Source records
··········
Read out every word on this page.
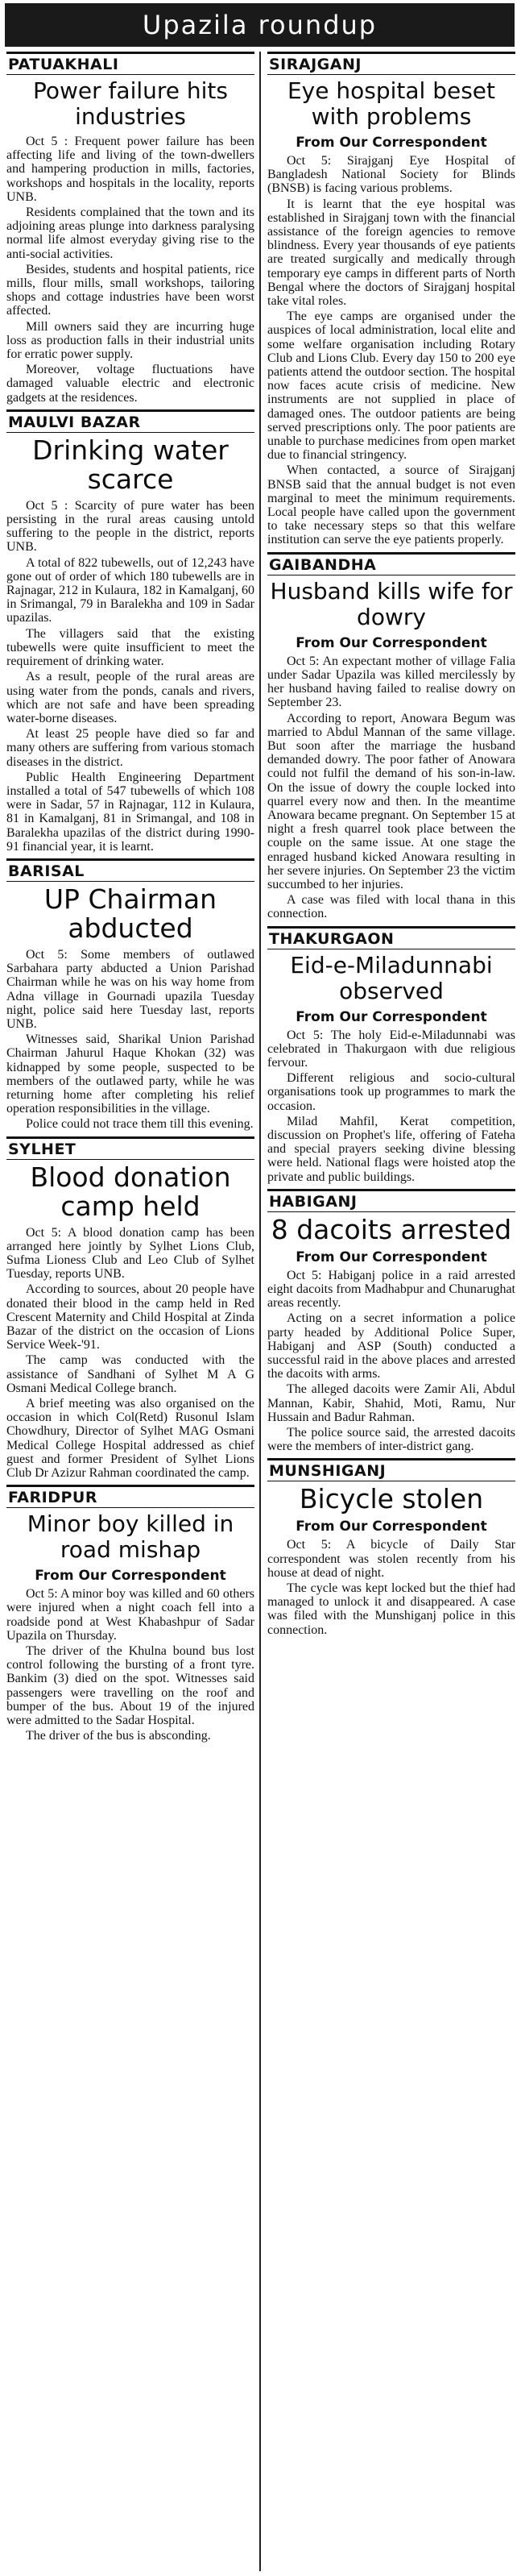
Upazila roundup
PATUAKHALI
Power failure hits industries

Oct 5 : Frequent power failure has been affecting life and living of the town-dwellers and hampering production in mills, factories, workshops and hospitals in the locality, reports UNB.

Residents complained that the town and its adjoining areas plunge into darkness paralysing normal life almost everyday giving rise to the anti-social activities.

Besides, students and hospital patients, rice mills, flour mills, small workshops, tailoring shops and cottage industries have been worst affected.

Mill owners said they are incurring huge loss as production falls in their industrial units for erratic power supply.

Moreover, voltage fluctuations have damaged valuable electric and electronic gadgets at the residences.

MAULVI BAZAR
Drinking water scarce

Oct 5 : Scarcity of pure water has been persisting in the rural areas causing untold suffering to the people in the district, reports UNB.

A total of 822 tubewells, out of 12,243 have gone out of order of which 180 tubewells are in Rajnagar, 212 in Kulaura, 182 in Kamalganj, 60 in Srimangal, 79 in Baralekha and 109 in Sadar upazilas.

The villagers said that the existing tubewells were quite insufficient to meet the requirement of drinking water.

As a result, people of the rural areas are using water from the ponds, canals and rivers, which are not safe and have been spreading water-borne diseases.

At least 25 people have died so far and many others are suffering from various stomach diseases in the district.

Public Health Engineering Department installed a total of 547 tubewells of which 108 were in Sadar, 57 in Rajnagar, 112 in Kulaura, 81 in Kamalganj, 81 in Srimangal, and 108 in Baralekha upazilas of the district during 1990-91 financial year, it is learnt.

BARISAL
UP Chairman abducted

Oct 5: Some members of outlawed Sarbahara party abducted a Union Parishad Chairman while he was on his way home from Adna village in Gournadi upazila Tuesday night, police said here Tuesday last, reports UNB.

Witnesses said, Sharikal Union Parishad Chairman Jahurul Haque Khokan (32) was kidnapped by some people, suspected to be members of the outlawed party, while he was returning home after completing his relief operation responsibilities in the village.

Police could not trace them till this evening.

SYLHET
Blood donation camp held

Oct 5: A blood donation camp has been arranged here jointly by Sylhet Lions Club, Sufma Lioness Club and Leo Club of Sylhet Tuesday, reports UNB.

According to sources, about 20 people have donated their blood in the camp held in Red Crescent Maternity and Child Hospital at Zinda Bazar of the district on the occasion of Lions Service Week-'91.

The camp was conducted with the assistance of Sandhani of Sylhet M A G Osmani Medical College branch.

A brief meeting was also organised on the occasion in which Col(Retd) Rusonul Islam Chowdhury, Director of Sylhet MAG Osmani Medical College Hospital addressed as chief guest and former President of Sylhet Lions Club Dr Azizur Rahman coordinated the camp.

FARIDPUR
Minor boy killed in road mishap
From Our Correspondent

Oct 5: A minor boy was killed and 60 others were injured when a night coach fell into a roadside pond at West Khabashpur of Sadar Upazila on Thursday.

The driver of the Khulna bound bus lost control following the bursting of a front tyre. Bankim (3) died on the spot. Witnesses said passengers were travelling on the roof and bumper of the bus. About 19 of the injured were admitted to the Sadar Hospital.

The driver of the bus is absconding.

SIRAJGANJ
Eye hospital beset with problems
From Our Correspondent

Oct 5: Sirajganj Eye Hospital of Bangladesh National Society for Blinds (BNSB) is facing various problems.

It is learnt that the eye hospital was established in Sirajganj town with the financial assistance of the foreign agencies to remove blindness. Every year thousands of eye patients are treated surgically and medically through temporary eye camps in different parts of North Bengal where the doctors of Sirajganj hospital take vital roles.

The eye camps are organised under the auspices of local administration, local elite and some welfare organisation including Rotary Club and Lions Club. Every day 150 to 200 eye patients attend the outdoor section. The hospital now faces acute crisis of medicine. New instruments are not supplied in place of damaged ones. The outdoor patients are being served prescriptions only. The poor patients are unable to purchase medicines from open market due to financial stringency.

When contacted, a source of Sirajganj BNSB said that the annual budget is not even marginal to meet the minimum requirements. Local people have called upon the government to take necessary steps so that this welfare institution can serve the eye patients properly.

GAIBANDHA
Husband kills wife for dowry
From Our Correspondent

Oct 5: An expectant mother of village Falia under Sadar Upazila was killed mercilessly by her husband having failed to realise dowry on September 23.

According to report, Anowara Begum was married to Abdul Mannan of the same village. But soon after the marriage the husband demanded dowry. The poor father of Anowara could not fulfil the demand of his son-in-law. On the issue of dowry the couple locked into quarrel every now and then. In the meantime Anowara became pregnant. On September 15 at night a fresh quarrel took place between the couple on the same issue. At one stage the enraged husband kicked Anowara resulting in her severe injuries. On September 23 the victim succumbed to her injuries.

A case was filed with local thana in this connection.

THAKURGAON
Eid-e-Miladunnabi observed
From Our Correspondent

Oct 5: The holy Eid-e-Miladunnabi was celebrated in Thakurgaon with due religious fervour.

Different religious and socio-cultural organisations took up programmes to mark the occasion.

Milad Mahfil, Kerat competition, discussion on Prophet's life, offering of Fateha and special prayers seeking divine blessing were held. National flags were hoisted atop the private and public buildings.

HABIGANJ
8 dacoits arrested
From Our Correspondent

Oct 5: Habiganj police in a raid arrested eight dacoits from Madhabpur and Chunarughat areas recently.

Acting on a secret information a police party headed by Additional Police Super, Habiganj and ASP (South) conducted a successful raid in the above places and arrested the dacoits with arms.

The alleged dacoits were Zamir Ali, Abdul Mannan, Kabir, Shahid, Moti, Ramu, Nur Hussain and Badur Rahman.

The police source said, the arrested dacoits were the members of inter-district gang.

MUNSHIGANJ
Bicycle stolen
From Our Correspondent

Oct 5: A bicycle of Daily Star correspondent was stolen recently from his house at dead of night.

The cycle was kept locked but the thief had managed to unlock it and disappeared. A case was filed with the Munshiganj police in this connection.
··········
The task: Check the entries above line by line and return each one containing the word "Rajnagar".

Exercise output:
A total of 822 tubewells, out of 12,243 have gone out of order of which 180 tubewells are in Rajnagar, 212 in Kulaura, 182 in Kamalganj, 60 in Srimangal, 79 in Baralekha and 109 in Sadar upazilas.
Public Health Engineering Department installed a total of 547 tubewells of which 108 were in Sadar, 57 in Rajnagar, 112 in Kulaura, 81 in Kamalganj, 81 in Srimangal, and 108 in Baralekha upazilas of the district during 1990-91 financial year, it is learnt.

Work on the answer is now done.